§ **WHAT NEEDS TO BE DONE**
From the entries below, copy every line where the string "ventrales" appears.

# # # # #

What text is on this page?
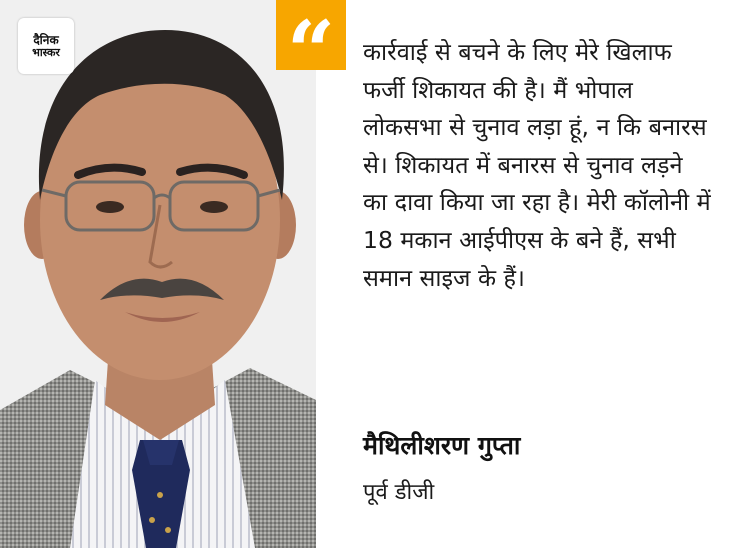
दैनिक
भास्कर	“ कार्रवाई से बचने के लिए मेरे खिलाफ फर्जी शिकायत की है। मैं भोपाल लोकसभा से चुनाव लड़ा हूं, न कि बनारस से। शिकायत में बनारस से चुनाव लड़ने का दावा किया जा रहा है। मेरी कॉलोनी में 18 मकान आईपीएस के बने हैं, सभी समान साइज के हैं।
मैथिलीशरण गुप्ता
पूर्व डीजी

# # # # #

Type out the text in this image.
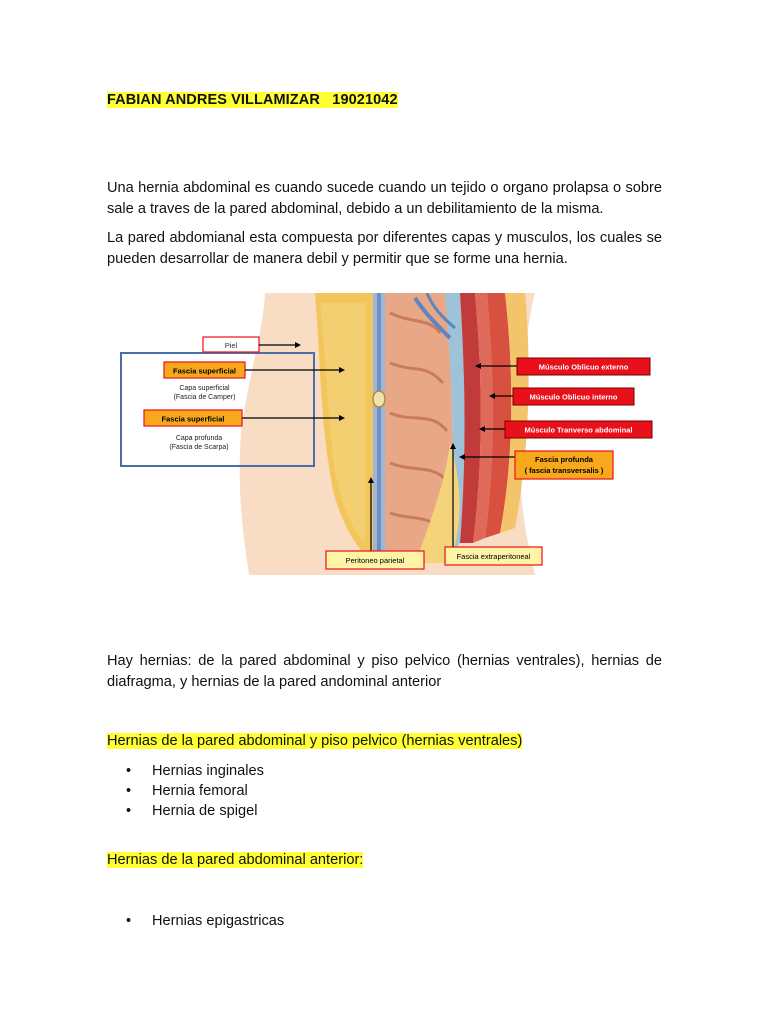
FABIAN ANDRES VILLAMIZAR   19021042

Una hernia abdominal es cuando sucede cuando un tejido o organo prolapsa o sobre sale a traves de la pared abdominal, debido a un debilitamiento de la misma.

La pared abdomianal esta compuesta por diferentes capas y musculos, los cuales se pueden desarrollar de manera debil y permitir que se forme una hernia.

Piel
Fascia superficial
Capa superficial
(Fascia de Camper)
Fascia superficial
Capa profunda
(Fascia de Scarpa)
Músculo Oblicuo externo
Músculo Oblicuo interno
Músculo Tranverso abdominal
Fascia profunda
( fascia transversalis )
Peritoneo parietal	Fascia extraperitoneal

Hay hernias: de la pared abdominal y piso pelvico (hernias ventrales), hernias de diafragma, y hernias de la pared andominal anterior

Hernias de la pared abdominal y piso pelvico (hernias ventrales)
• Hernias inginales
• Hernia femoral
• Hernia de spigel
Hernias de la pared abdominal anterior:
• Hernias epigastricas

# # # # #

§ **WRITTEN RESPONSE**
Hay hernias: de la pared abdominal y piso pelvico (hernias ventrales), hernias de diafragma, y hernias de la pared andominal anterior
Hernias de la pared abdominal y piso pelvico (hernias ventrales)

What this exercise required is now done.